**Directions**:
A. From the post on gluing cross tubs, print the part that opens with the words containing "2. Put new tub" and closes with "to the tub.".
B. Carry on the post about gluing cross tubs from the point where it stops.

Thursday 12 August 2010

gluing cross tubs



VIDEO UPDATE 2014:





Original post:

It's that time again. Gluing time. Tub devotees are either re-gluing old tubs or gluing up fresh ones. Helping friend and tub newcomer Stef the other night with his quartet of new Rhinos on handbuilt old school rims was a joy - passing on a skill that many baulk at for its mess and difficulty.

Well, we only got a little glue on ourselves and none on the sidewalls, so it was a pretty neat job really. I did the first and Stef got stuck in (sic) on the second and third. I sent him home, ready to fly solo on the last.

So to all of you thinking about it, or fretting about it, read on. I posted the following back in August 2008 but it is still relevant now. I have updated a few of points from then but the basis is still, and will continue to be the same.




Opinions on gluing cross tubs are as numerous as conspiracy theories for 9/11. I have had a few requests on how to do it, so thought it might be a timely point in the seasons preparation to put some thoughts down.

There is no hard and fast method that one has to use, though most of the accepted methods overlap in many areas. In the end it's best to use what works for you - if you have confidence in what you have done, it will save time on the course and avoid skin-threatening moments.

For a great insight from a Euro pro racer, Greg Raine, scroll down for post entitled Sticky Fingers

Stu Thornes' (CyclocrossWorld.com) Belgian method – this is slightly more controversial as some people suggest that no Euro/Belgian mechanics are doing this. Either way it is fast and the tires seem to stay on very well (from personal experience)

My method is set out below and is adapted from Simon Burney’s book as well as advocated by Richard Niewhus who owns and makes Dugast:

1. Lightly sand new carbon rims/lightly sand and clean old rims

2. Put new tub on old tub rim , inflate and leave for a few days to stretch. DO NOT inflate above 50 psi or it may explode. I have heard horror stories about people using 90 psi and wondering why their new Dugasts went pop – they are not designed to run much over 50 psi! While stretching, apply Aquaseal or SeamGrip to proof and protect the sidewalls. DO NOT miss this out - yout tubs will rot and look tatty very quickly. It may not work so well on non Dugast and FMB eg Grifo with a different material for the sidewall to the tub.

3. 1 thinnish layer of glue on rim (Vittoria or Continental) – leave overnight

4. 1 more thinnish layer of glue – leave overnight. Ideally do 1 more layer as well to be sure – leave at least 8 hours to dry as always. That's 3 layers.

Collection entries:
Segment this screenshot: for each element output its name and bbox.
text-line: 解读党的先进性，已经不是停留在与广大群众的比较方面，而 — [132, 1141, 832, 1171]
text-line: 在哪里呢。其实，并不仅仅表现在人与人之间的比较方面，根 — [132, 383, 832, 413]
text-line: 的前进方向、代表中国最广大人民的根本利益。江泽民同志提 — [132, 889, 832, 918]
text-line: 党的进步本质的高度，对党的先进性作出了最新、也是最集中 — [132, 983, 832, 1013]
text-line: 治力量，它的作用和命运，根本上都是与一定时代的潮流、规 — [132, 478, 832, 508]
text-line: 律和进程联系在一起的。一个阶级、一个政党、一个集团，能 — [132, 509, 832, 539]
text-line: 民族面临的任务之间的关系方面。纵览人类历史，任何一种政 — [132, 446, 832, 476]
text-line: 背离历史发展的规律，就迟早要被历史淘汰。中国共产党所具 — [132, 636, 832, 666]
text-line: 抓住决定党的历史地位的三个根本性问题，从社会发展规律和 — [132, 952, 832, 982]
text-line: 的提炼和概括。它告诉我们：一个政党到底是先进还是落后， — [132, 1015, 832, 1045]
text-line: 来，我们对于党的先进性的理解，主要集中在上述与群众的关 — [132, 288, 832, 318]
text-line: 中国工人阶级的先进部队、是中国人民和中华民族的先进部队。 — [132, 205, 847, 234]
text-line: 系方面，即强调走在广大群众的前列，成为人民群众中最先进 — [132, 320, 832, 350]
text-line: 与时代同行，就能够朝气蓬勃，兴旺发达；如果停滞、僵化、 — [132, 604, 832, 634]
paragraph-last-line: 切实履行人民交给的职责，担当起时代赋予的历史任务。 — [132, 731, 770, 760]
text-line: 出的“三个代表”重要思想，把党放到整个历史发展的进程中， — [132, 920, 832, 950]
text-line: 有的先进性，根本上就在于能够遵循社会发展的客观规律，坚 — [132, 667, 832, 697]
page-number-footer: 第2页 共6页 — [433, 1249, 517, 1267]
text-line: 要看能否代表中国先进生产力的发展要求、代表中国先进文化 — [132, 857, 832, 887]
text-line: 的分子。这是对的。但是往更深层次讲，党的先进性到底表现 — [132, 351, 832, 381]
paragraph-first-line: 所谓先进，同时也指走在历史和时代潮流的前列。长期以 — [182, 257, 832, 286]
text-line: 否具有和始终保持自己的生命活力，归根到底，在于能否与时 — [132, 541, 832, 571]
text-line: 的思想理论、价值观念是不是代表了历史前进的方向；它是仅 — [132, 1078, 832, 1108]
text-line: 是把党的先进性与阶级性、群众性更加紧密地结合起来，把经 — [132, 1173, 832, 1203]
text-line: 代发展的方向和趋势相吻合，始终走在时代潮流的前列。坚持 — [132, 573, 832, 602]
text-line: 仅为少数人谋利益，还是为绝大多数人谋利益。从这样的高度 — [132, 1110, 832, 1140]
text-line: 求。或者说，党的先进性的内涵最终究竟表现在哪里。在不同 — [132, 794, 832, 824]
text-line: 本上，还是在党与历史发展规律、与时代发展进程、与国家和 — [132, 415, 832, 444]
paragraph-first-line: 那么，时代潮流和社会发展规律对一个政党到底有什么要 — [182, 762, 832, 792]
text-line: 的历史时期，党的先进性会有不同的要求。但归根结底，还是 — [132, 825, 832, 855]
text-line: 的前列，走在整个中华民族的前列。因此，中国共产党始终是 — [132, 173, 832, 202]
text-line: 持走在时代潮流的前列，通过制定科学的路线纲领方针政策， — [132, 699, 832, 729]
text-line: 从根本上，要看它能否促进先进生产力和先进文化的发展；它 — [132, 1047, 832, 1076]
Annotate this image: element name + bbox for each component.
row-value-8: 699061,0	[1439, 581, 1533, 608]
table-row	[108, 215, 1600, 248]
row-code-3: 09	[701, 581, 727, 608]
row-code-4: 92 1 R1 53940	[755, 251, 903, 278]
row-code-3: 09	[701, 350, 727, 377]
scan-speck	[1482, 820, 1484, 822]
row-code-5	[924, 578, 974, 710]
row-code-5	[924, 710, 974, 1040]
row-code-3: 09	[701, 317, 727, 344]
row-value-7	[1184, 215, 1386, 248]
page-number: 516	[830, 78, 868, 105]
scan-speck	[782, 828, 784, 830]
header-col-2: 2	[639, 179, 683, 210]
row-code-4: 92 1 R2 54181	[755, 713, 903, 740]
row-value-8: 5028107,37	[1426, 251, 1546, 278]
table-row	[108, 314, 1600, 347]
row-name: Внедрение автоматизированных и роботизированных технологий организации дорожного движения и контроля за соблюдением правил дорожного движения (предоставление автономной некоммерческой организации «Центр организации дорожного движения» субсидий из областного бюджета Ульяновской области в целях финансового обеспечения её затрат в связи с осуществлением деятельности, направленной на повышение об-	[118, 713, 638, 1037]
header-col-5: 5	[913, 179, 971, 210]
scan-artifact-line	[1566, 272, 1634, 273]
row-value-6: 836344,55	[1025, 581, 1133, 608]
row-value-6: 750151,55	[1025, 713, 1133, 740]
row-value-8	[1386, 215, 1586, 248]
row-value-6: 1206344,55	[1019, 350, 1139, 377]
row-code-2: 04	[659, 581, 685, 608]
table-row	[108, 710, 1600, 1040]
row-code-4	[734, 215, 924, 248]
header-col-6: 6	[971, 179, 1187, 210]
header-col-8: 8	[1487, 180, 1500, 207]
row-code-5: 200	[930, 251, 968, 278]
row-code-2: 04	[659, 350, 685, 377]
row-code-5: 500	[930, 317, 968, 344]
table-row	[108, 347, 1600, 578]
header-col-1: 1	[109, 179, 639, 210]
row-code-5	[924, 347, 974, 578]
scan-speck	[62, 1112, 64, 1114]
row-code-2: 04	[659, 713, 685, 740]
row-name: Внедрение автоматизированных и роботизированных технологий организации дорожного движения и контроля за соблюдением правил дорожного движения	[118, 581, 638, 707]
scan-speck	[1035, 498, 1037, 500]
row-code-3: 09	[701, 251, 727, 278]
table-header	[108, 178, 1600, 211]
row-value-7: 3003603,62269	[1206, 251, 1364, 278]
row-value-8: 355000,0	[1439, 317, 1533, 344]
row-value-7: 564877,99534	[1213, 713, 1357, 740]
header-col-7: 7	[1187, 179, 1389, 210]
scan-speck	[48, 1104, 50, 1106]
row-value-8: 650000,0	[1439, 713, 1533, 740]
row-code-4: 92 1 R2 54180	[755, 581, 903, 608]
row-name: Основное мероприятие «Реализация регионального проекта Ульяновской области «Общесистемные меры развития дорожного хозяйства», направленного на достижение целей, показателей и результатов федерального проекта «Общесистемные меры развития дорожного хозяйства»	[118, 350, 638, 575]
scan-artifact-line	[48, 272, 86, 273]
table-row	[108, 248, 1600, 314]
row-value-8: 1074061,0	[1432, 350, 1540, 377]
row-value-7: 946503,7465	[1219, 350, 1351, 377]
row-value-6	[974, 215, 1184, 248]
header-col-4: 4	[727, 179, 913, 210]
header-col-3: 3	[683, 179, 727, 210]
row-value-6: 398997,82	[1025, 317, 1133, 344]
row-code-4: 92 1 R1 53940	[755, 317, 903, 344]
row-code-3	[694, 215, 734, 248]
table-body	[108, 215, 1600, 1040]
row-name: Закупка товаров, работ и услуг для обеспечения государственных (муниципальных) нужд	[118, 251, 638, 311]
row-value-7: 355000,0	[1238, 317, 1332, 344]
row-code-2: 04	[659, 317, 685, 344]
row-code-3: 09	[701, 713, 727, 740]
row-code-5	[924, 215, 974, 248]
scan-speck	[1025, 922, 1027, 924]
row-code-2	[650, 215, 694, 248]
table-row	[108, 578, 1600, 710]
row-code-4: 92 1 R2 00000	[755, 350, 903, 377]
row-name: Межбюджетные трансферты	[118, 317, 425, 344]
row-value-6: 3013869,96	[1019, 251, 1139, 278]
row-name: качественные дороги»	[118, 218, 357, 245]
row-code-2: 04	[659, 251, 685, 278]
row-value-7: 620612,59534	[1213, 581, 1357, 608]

**Outputs in order**:
A.
2. Put new tub on old tub rim , inflate and leave for a few days to stretch. DO NOT inflate above 50 psi or it may explode. I have heard horror stories about people using 90 psi and wondering why their new Dugasts went pop – they are not designed to run much over 50 psi! While stretching, apply Aquaseal or SeamGrip to proof and protect the sidewalls. DO NOT miss this out - yout tubs will rot and look tatty very quickly. It may not work so well on non Dugast and FMB eg Grifo with a different material for the sidewall to the tub.

B.
5. Put 1 layer of glue on base tape allowing it to soak in as much as poss. When dry after an hour or so put back on old rim to keep stretched. Leave 8 hours again to cure.

6. When you have done all this (phew) then you are ready to assemble – put a final layer on base tape (no more than 2 as it stiffens the tape too much) followed by a final layer (thickish) on rim. Be generous and concentrate on the edges. You glue the base layer first and let it tack up while you glue the rim, as it creates less mess handling the tub and is easier to center the tub on a wet glued rim. Leave no more than 5 mins max and put tire on rim.

Careful – check the tread direction on the back wheel BEFORE you put it on as you do not want to take off again. Place valve in valve hole, and pull either side of tire outwards before settling on rim. Dont put the bare sticky rim down on your floor or carpet - aside from any grief you might get about this, you can get dirt or fluff that will compromise the bond. Check valve is not twisted to side.

Continue to pull tire on rim trying not to get glue all over you and all over side wall. If it has been stretched enough and taken off rim at last minute then this should not be too much of a struggle. I use feet without shoes to hook toes over bottom of rim whilst pulling tire on at the opposite side. Centre tub gently and bit by bit, so base tape is evenly visible around the rim on both sides.

7.Now inflate to 40 psi or so and roll tire with weight across floor to help push tire onto rim. You can also roll the deflated tub gently along the length of a broom or mop handle. Take care not to squish the tire off centre. The edges are where the tire sticks, not so much the centre so always glue the edges well and pay them attention. Leave at least 24 hours before riding.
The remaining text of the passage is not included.